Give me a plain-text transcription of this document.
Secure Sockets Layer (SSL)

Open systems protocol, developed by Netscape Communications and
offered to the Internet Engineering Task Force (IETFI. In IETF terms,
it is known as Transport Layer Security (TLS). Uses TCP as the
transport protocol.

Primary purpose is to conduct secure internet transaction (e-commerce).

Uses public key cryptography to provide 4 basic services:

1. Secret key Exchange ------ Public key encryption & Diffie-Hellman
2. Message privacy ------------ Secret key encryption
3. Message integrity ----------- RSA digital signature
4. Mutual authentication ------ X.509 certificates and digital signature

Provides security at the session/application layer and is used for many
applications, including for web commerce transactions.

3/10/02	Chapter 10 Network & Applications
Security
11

--

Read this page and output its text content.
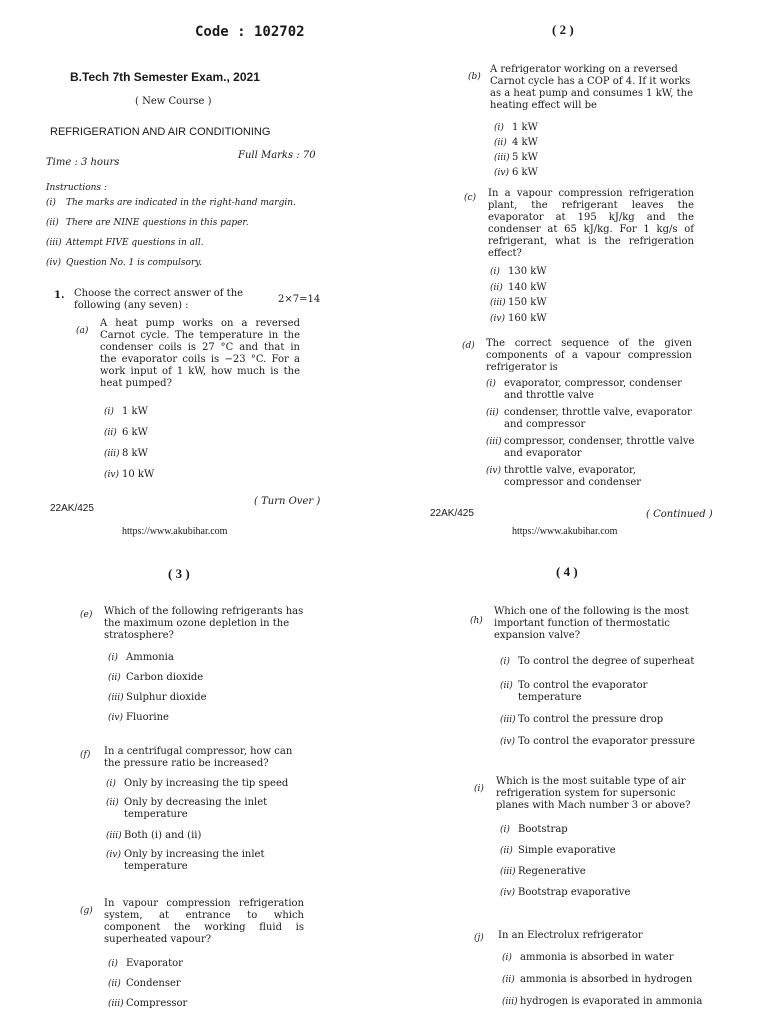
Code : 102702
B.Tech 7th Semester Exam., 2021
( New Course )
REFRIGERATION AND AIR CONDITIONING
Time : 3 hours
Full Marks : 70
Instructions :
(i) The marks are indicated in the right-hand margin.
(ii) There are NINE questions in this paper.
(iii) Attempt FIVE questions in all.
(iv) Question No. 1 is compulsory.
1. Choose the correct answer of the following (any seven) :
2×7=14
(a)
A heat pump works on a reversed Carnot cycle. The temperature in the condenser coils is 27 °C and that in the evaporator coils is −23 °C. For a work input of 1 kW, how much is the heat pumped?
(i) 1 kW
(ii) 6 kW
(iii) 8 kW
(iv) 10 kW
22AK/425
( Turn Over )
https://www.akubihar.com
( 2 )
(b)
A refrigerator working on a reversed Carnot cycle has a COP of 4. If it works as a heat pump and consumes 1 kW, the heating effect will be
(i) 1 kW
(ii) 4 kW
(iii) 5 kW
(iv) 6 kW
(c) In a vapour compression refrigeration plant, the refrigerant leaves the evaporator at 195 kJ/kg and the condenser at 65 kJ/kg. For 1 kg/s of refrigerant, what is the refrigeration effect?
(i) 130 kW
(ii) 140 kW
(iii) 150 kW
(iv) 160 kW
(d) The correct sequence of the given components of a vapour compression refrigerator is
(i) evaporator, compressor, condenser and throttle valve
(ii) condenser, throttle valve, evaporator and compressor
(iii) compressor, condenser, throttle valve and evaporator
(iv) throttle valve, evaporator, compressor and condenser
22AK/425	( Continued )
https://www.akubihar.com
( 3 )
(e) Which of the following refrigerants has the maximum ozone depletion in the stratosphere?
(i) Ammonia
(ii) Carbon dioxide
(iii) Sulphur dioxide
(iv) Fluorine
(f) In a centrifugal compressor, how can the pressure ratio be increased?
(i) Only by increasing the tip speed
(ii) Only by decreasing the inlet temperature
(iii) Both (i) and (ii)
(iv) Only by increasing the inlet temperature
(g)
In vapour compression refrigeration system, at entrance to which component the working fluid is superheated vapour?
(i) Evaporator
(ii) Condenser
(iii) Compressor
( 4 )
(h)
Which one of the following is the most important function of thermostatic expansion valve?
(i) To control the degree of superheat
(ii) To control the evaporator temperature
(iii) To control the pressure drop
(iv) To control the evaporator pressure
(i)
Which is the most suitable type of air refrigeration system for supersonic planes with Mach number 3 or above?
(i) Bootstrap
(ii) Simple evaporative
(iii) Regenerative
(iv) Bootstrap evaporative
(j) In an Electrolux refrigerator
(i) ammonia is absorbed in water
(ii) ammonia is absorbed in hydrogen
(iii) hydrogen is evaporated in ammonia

Job
Pick out all the lines with the word "signature" in them and copy them.

Exercise output
3. Message integrity ----------- RSA digital signature
4. Mutual authentication ------ X.509 certificates and digital signature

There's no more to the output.